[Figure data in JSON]

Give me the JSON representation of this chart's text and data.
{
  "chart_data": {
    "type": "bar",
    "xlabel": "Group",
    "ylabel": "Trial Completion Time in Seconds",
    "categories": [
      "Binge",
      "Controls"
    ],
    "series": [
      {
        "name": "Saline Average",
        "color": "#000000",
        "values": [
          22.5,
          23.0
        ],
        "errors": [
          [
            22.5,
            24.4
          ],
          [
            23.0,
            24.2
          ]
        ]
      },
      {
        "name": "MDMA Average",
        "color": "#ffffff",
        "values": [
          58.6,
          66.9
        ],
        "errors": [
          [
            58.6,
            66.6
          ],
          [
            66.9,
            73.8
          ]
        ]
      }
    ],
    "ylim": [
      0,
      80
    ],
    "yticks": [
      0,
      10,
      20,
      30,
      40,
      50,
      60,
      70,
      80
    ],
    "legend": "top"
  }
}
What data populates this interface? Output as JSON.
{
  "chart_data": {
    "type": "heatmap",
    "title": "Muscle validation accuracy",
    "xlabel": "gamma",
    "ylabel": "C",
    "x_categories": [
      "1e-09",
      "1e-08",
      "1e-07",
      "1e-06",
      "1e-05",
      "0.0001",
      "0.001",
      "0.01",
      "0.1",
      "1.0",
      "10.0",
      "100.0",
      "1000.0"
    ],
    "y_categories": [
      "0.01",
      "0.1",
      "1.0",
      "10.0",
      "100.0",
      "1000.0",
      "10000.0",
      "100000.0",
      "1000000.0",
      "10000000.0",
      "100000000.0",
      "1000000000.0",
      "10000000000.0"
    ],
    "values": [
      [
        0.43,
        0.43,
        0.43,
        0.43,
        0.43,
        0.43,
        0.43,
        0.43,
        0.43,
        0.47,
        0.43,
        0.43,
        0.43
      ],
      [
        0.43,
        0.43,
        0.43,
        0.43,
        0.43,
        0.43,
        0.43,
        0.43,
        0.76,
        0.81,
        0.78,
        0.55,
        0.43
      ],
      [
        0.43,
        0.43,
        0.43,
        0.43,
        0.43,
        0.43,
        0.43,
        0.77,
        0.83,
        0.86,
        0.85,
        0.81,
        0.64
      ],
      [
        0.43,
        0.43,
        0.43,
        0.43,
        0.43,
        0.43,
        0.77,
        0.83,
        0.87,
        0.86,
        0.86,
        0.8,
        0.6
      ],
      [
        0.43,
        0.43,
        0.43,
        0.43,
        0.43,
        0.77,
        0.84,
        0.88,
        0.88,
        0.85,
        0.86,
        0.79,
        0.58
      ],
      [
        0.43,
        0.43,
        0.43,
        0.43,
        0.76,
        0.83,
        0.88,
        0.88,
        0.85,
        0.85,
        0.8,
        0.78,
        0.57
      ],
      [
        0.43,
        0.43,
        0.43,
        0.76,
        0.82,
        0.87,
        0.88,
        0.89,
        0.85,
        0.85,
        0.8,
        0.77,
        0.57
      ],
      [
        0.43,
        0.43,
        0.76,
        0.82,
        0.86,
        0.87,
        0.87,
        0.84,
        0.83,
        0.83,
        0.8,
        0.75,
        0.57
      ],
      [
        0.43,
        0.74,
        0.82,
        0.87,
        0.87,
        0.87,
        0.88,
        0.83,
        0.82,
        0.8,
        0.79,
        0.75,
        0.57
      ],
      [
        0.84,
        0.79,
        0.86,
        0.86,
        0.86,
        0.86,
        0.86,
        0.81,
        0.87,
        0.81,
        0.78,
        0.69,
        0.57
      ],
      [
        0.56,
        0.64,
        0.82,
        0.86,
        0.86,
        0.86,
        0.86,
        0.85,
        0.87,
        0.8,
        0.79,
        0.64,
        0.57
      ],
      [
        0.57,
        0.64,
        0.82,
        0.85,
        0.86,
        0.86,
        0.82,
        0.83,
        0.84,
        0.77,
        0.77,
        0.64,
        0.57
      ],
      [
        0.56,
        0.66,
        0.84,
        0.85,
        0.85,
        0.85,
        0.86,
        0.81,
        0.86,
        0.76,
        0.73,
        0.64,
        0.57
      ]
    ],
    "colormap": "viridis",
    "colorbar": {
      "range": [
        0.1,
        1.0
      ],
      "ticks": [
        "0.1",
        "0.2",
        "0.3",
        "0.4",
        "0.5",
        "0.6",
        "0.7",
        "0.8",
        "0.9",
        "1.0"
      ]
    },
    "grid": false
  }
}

=== Brief ===
Copy all of the data exactly.

=== Final result ===
Give me the JSON representation of this chart's text and data.
{
  "chart_data": {
    "type": "bar",
    "xlabel": "Group",
    "ylabel": "Trial Completion Time in Seconds",
    "categories": [
      "Binge",
      "Controls"
    ],
    "series": [
      {
        "name": "Saline Average",
        "color": "#000000",
        "values": [
          22.5,
          23.0
        ],
        "errors": [
          [
            22.5,
            24.4
          ],
          [
            23.0,
            24.2
          ]
        ]
      },
      {
        "name": "MDMA Average",
        "color": "#ffffff",
        "values": [
          58.6,
          66.9
        ],
        "errors": [
          [
            58.6,
            66.6
          ],
          [
            66.9,
            73.8
          ]
        ]
      }
    ],
    "ylim": [
      0,
      80
    ],
    "yticks": [
      0,
      10,
      20,
      30,
      40,
      50,
      60,
      70,
      80
    ],
    "legend": "top"
  }
}
What data populates this interface? Output as JSON.
{
  "chart_data": {
    "type": "heatmap",
    "title": "Muscle validation accuracy",
    "xlabel": "gamma",
    "ylabel": "C",
    "x_categories": [
      "1e-09",
      "1e-08",
      "1e-07",
      "1e-06",
      "1e-05",
      "0.0001",
      "0.001",
      "0.01",
      "0.1",
      "1.0",
      "10.0",
      "100.0",
      "1000.0"
    ],
    "y_categories": [
      "0.01",
      "0.1",
      "1.0",
      "10.0",
      "100.0",
      "1000.0",
      "10000.0",
      "100000.0",
      "1000000.0",
      "10000000.0",
      "100000000.0",
      "1000000000.0",
      "10000000000.0"
    ],
    "values": [
      [
        0.43,
        0.43,
        0.43,
        0.43,
        0.43,
        0.43,
        0.43,
        0.43,
        0.43,
        0.47,
        0.43,
        0.43,
        0.43
      ],
      [
        0.43,
        0.43,
        0.43,
        0.43,
        0.43,
        0.43,
        0.43,
        0.43,
        0.76,
        0.81,
        0.78,
        0.55,
        0.43
      ],
      [
        0.43,
        0.43,
        0.43,
        0.43,
        0.43,
        0.43,
        0.43,
        0.77,
        0.83,
        0.86,
        0.85,
        0.81,
        0.64
      ],
      [
        0.43,
        0.43,
        0.43,
        0.43,
        0.43,
        0.43,
        0.77,
        0.83,
        0.87,
        0.86,
        0.86,
        0.8,
        0.6
      ],
      [
        0.43,
        0.43,
        0.43,
        0.43,
        0.43,
        0.77,
        0.84,
        0.88,
        0.88,
        0.85,
        0.86,
        0.79,
        0.58
      ],
      [
        0.43,
        0.43,
        0.43,
        0.43,
        0.76,
        0.83,
        0.88,
        0.88,
        0.85,
        0.85,
        0.8,
        0.78,
        0.57
      ],
      [
        0.43,
        0.43,
        0.43,
        0.76,
        0.82,
        0.87,
        0.88,
        0.89,
        0.85,
        0.85,
        0.8,
        0.77,
        0.57
      ],
      [
        0.43,
        0.43,
        0.76,
        0.82,
        0.86,
        0.87,
        0.87,
        0.84,
        0.83,
        0.83,
        0.8,
        0.75,
        0.57
      ],
      [
        0.43,
        0.74,
        0.82,
        0.87,
        0.87,
        0.87,
        0.88,
        0.83,
        0.82,
        0.8,
        0.79,
        0.75,
        0.57
      ],
      [
        0.84,
        0.79,
        0.86,
        0.86,
        0.86,
        0.86,
        0.86,
        0.81,
        0.87,
        0.81,
        0.78,
        0.69,
        0.57
      ],
      [
        0.56,
        0.64,
        0.82,
        0.86,
        0.86,
        0.86,
        0.86,
        0.85,
        0.87,
        0.8,
        0.79,
        0.64,
        0.57
      ],
      [
        0.57,
        0.64,
        0.82,
        0.85,
        0.86,
        0.86,
        0.82,
        0.83,
        0.84,
        0.77,
        0.77,
        0.64,
        0.57
      ],
      [
        0.56,
        0.66,
        0.84,
        0.85,
        0.85,
        0.85,
        0.86,
        0.81,
        0.86,
        0.76,
        0.73,
        0.64,
        0.57
      ]
    ],
    "colormap": "viridis",
    "colorbar": {
      "range": [
        0.1,
        1.0
      ],
      "ticks": [
        "0.1",
        "0.2",
        "0.3",
        "0.4",
        "0.5",
        "0.6",
        "0.7",
        "0.8",
        "0.9",
        "1.0"
      ]
    },
    "grid": false
  }
}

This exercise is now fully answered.